Stored records:
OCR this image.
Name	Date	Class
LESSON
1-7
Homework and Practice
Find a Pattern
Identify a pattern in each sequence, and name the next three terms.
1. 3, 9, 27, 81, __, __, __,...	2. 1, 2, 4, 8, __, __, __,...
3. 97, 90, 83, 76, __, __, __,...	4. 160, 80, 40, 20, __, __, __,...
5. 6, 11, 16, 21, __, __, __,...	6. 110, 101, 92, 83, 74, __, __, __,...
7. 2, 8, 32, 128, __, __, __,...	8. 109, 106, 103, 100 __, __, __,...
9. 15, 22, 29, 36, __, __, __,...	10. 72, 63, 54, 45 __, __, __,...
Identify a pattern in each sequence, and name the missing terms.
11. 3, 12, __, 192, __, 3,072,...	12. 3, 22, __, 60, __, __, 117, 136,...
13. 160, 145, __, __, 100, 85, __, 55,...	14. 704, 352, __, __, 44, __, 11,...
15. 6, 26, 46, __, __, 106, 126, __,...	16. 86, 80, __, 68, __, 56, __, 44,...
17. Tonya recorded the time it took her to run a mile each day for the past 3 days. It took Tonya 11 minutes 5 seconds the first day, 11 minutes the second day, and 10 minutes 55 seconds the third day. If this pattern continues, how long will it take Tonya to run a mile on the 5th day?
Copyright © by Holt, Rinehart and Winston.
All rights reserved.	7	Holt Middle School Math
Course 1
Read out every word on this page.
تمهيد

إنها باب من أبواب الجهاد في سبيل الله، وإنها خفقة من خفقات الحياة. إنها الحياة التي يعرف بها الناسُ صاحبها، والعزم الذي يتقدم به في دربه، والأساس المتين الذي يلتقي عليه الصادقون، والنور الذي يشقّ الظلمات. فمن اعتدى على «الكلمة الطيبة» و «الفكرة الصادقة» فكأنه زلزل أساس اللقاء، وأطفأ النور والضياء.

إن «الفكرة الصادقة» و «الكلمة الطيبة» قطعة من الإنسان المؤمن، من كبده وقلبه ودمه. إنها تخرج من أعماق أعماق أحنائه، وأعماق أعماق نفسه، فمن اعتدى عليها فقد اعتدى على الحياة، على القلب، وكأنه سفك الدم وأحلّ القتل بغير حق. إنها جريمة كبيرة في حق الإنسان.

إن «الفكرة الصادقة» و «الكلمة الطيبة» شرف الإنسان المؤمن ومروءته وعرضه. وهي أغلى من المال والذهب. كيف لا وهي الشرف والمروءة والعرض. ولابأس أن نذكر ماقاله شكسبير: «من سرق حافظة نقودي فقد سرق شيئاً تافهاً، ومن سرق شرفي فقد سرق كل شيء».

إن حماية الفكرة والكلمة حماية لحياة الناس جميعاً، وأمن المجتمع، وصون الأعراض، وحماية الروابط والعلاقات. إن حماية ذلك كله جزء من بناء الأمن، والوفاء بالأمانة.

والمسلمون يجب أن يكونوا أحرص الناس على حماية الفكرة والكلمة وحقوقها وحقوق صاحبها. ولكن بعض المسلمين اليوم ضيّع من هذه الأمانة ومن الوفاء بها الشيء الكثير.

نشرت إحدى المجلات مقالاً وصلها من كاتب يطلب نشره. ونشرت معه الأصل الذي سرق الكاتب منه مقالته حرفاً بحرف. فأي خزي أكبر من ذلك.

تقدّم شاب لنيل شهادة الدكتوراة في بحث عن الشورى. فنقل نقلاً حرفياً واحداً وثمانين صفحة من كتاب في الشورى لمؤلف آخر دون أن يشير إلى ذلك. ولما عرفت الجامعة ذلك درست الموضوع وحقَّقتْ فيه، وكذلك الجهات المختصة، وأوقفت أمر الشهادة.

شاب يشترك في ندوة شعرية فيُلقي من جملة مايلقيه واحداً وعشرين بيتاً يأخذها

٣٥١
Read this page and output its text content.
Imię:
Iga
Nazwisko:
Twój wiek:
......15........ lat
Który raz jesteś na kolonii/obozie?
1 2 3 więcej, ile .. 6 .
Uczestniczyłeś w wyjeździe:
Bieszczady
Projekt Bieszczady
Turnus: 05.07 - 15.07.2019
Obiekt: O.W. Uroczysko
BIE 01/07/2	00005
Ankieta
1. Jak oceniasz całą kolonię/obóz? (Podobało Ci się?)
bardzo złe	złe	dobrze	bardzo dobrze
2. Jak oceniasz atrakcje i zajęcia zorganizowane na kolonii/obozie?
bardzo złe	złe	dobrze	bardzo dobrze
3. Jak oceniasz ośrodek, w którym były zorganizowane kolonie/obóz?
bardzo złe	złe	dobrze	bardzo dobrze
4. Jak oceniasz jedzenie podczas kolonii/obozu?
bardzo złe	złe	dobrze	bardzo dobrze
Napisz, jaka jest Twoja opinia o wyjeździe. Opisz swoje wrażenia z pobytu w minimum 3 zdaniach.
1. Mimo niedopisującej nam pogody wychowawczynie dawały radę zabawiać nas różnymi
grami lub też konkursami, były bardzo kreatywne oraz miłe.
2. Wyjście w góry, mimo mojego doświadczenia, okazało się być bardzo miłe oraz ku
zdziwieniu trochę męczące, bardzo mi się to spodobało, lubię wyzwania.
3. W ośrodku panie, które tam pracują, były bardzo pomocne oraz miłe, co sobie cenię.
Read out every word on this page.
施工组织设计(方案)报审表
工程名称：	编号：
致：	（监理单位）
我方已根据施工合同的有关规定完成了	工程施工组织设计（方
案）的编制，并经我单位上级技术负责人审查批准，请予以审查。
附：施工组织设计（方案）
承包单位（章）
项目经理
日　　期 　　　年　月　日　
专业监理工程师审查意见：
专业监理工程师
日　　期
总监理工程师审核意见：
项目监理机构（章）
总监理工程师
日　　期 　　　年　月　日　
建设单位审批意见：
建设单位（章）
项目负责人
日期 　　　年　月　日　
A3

Given exercise: Using the material above, print every entry exactly as written.

Response to the exercise:
OCR this image.
Name	Date	Class
LESSON
1-7
Homework and Practice
Find a Pattern
Identify a pattern in each sequence, and name the next three terms.
1. 3, 9, 27, 81, __, __, __,...	2. 1, 2, 4, 8, __, __, __,...
3. 97, 90, 83, 76, __, __, __,...	4. 160, 80, 40, 20, __, __, __,...
5. 6, 11, 16, 21, __, __, __,...	6. 110, 101, 92, 83, 74, __, __, __,...
7. 2, 8, 32, 128, __, __, __,...	8. 109, 106, 103, 100 __, __, __,...
9. 15, 22, 29, 36, __, __, __,...	10. 72, 63, 54, 45 __, __, __,...
Identify a pattern in each sequence, and name the missing terms.
11. 3, 12, __, 192, __, 3,072,...	12. 3, 22, __, 60, __, __, 117, 136,...
13. 160, 145, __, __, 100, 85, __, 55,...	14. 704, 352, __, __, 44, __, 11,...
15. 6, 26, 46, __, __, 106, 126, __,...	16. 86, 80, __, 68, __, 56, __, 44,...
17. Tonya recorded the time it took her to run a mile each day for the past 3 days. It took Tonya 11 minutes 5 seconds the first day, 11 minutes the second day, and 10 minutes 55 seconds the third day. If this pattern continues, how long will it take Tonya to run a mile on the 5th day?
Copyright © by Holt, Rinehart and Winston.
All rights reserved.	7	Holt Middle School Math
Course 1
Read out every word on this page.
تمهيد

إنها باب من أبواب الجهاد في سبيل الله، وإنها خفقة من خفقات الحياة. إنها الحياة التي يعرف بها الناسُ صاحبها، والعزم الذي يتقدم به في دربه، والأساس المتين الذي يلتقي عليه الصادقون، والنور الذي يشقّ الظلمات. فمن اعتدى على «الكلمة الطيبة» و «الفكرة الصادقة» فكأنه زلزل أساس اللقاء، وأطفأ النور والضياء.

إن «الفكرة الصادقة» و «الكلمة الطيبة» قطعة من الإنسان المؤمن، من كبده وقلبه ودمه. إنها تخرج من أعماق أعماق أحنائه، وأعماق أعماق نفسه، فمن اعتدى عليها فقد اعتدى على الحياة، على القلب، وكأنه سفك الدم وأحلّ القتل بغير حق. إنها جريمة كبيرة في حق الإنسان.

إن «الفكرة الصادقة» و «الكلمة الطيبة» شرف الإنسان المؤمن ومروءته وعرضه. وهي أغلى من المال والذهب. كيف لا وهي الشرف والمروءة والعرض. ولابأس أن نذكر ماقاله شكسبير: «من سرق حافظة نقودي فقد سرق شيئاً تافهاً، ومن سرق شرفي فقد سرق كل شيء».

إن حماية الفكرة والكلمة حماية لحياة الناس جميعاً، وأمن المجتمع، وصون الأعراض، وحماية الروابط والعلاقات. إن حماية ذلك كله جزء من بناء الأمن، والوفاء بالأمانة.

والمسلمون يجب أن يكونوا أحرص الناس على حماية الفكرة والكلمة وحقوقها وحقوق صاحبها. ولكن بعض المسلمين اليوم ضيّع من هذه الأمانة ومن الوفاء بها الشيء الكثير.

نشرت إحدى المجلات مقالاً وصلها من كاتب يطلب نشره. ونشرت معه الأصل الذي سرق الكاتب منه مقالته حرفاً بحرف. فأي خزي أكبر من ذلك.

تقدّم شاب لنيل شهادة الدكتوراة في بحث عن الشورى. فنقل نقلاً حرفياً واحداً وثمانين صفحة من كتاب في الشورى لمؤلف آخر دون أن يشير إلى ذلك. ولما عرفت الجامعة ذلك درست الموضوع وحقَّقتْ فيه، وكذلك الجهات المختصة، وأوقفت أمر الشهادة.

شاب يشترك في ندوة شعرية فيُلقي من جملة مايلقيه واحداً وعشرين بيتاً يأخذها

٣٥١
Read this page and output its text content.
Imię:
Iga
Nazwisko:
Twój wiek:
......15........ lat
Który raz jesteś na kolonii/obozie?
1 2 3 więcej, ile .. 6 .
Uczestniczyłeś w wyjeździe:
Bieszczady
Projekt Bieszczady
Turnus: 05.07 - 15.07.2019
Obiekt: O.W. Uroczysko
BIE 01/07/2	00005
Ankieta
1. Jak oceniasz całą kolonię/obóz? (Podobało Ci się?)
bardzo złe	złe	dobrze	bardzo dobrze
2. Jak oceniasz atrakcje i zajęcia zorganizowane na kolonii/obozie?
bardzo złe	złe	dobrze	bardzo dobrze
3. Jak oceniasz ośrodek, w którym były zorganizowane kolonie/obóz?
bardzo złe	złe	dobrze	bardzo dobrze
4. Jak oceniasz jedzenie podczas kolonii/obozu?
bardzo złe	złe	dobrze	bardzo dobrze
Napisz, jaka jest Twoja opinia o wyjeździe. Opisz swoje wrażenia z pobytu w minimum 3 zdaniach.
1. Mimo niedopisującej nam pogody wychowawczynie dawały radę zabawiać nas różnymi
grami lub też konkursami, były bardzo kreatywne oraz miłe.
2. Wyjście w góry, mimo mojego doświadczenia, okazało się być bardzo miłe oraz ku
zdziwieniu trochę męczące, bardzo mi się to spodobało, lubię wyzwania.
3. W ośrodku panie, które tam pracują, były bardzo pomocne oraz miłe, co sobie cenię.
Read out every word on this page.
施工组织设计(方案)报审表
工程名称：	编号：
致：	（监理单位）
我方已根据施工合同的有关规定完成了	工程施工组织设计（方
案）的编制，并经我单位上级技术负责人审查批准，请予以审查。
附：施工组织设计（方案）
承包单位（章）
项目经理
日　　期 　　　年　月　日　
专业监理工程师审查意见：
专业监理工程师
日　　期
总监理工程师审核意见：
项目监理机构（章）
总监理工程师
日　　期 　　　年　月　日　
建设单位审批意见：
建设单位（章）
项目负责人
日期 　　　年　月　日　
A3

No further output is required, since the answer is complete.